*Exercise aim*:
Without omitting anything, return the records precisely as given.

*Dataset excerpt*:

----

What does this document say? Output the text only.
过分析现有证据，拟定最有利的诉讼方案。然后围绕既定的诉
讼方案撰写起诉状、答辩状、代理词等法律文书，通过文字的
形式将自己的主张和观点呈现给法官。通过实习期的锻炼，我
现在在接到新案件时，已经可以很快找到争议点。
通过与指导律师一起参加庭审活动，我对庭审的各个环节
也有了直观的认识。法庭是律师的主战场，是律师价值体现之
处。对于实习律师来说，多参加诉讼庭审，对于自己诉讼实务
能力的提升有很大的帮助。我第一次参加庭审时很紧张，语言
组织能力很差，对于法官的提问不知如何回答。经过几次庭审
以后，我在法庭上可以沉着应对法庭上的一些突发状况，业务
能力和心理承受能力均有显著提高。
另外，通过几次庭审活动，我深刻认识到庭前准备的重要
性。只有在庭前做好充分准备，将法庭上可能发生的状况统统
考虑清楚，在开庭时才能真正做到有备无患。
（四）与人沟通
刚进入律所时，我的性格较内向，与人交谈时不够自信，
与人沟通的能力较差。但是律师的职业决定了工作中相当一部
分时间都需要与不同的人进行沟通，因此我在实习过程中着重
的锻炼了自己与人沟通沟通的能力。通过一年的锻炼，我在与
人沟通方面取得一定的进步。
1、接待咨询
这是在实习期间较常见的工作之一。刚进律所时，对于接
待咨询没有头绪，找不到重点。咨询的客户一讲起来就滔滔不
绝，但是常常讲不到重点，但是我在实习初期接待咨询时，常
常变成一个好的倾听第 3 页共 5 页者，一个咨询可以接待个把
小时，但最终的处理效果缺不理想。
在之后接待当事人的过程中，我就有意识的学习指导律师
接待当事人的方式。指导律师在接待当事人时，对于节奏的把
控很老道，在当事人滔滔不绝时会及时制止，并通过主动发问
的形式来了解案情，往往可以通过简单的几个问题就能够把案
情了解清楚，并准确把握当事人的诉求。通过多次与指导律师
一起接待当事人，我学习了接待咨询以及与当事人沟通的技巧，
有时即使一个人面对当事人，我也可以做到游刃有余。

----

*Answer for this exercise*:
What does this document say? Output the text only.
过分析现有证据，拟定最有利的诉讼方案。然后围绕既定的诉
讼方案撰写起诉状、答辩状、代理词等法律文书，通过文字的
形式将自己的主张和观点呈现给法官。通过实习期的锻炼，我
现在在接到新案件时，已经可以很快找到争议点。
通过与指导律师一起参加庭审活动，我对庭审的各个环节
也有了直观的认识。法庭是律师的主战场，是律师价值体现之
处。对于实习律师来说，多参加诉讼庭审，对于自己诉讼实务
能力的提升有很大的帮助。我第一次参加庭审时很紧张，语言
组织能力很差，对于法官的提问不知如何回答。经过几次庭审
以后，我在法庭上可以沉着应对法庭上的一些突发状况，业务
能力和心理承受能力均有显著提高。
另外，通过几次庭审活动，我深刻认识到庭前准备的重要
性。只有在庭前做好充分准备，将法庭上可能发生的状况统统
考虑清楚，在开庭时才能真正做到有备无患。
（四）与人沟通
刚进入律所时，我的性格较内向，与人交谈时不够自信，
与人沟通的能力较差。但是律师的职业决定了工作中相当一部
分时间都需要与不同的人进行沟通，因此我在实习过程中着重
的锻炼了自己与人沟通沟通的能力。通过一年的锻炼，我在与
人沟通方面取得一定的进步。
1、接待咨询
这是在实习期间较常见的工作之一。刚进律所时，对于接
待咨询没有头绪，找不到重点。咨询的客户一讲起来就滔滔不
绝，但是常常讲不到重点，但是我在实习初期接待咨询时，常
常变成一个好的倾听第 3 页共 5 页者，一个咨询可以接待个把
小时，但最终的处理效果缺不理想。
在之后接待当事人的过程中，我就有意识的学习指导律师
接待当事人的方式。指导律师在接待当事人时，对于节奏的把
控很老道，在当事人滔滔不绝时会及时制止，并通过主动发问
的形式来了解案情，往往可以通过简单的几个问题就能够把案
情了解清楚，并准确把握当事人的诉求。通过多次与指导律师
一起接待当事人，我学习了接待咨询以及与当事人沟通的技巧，
有时即使一个人面对当事人，我也可以做到游刃有余。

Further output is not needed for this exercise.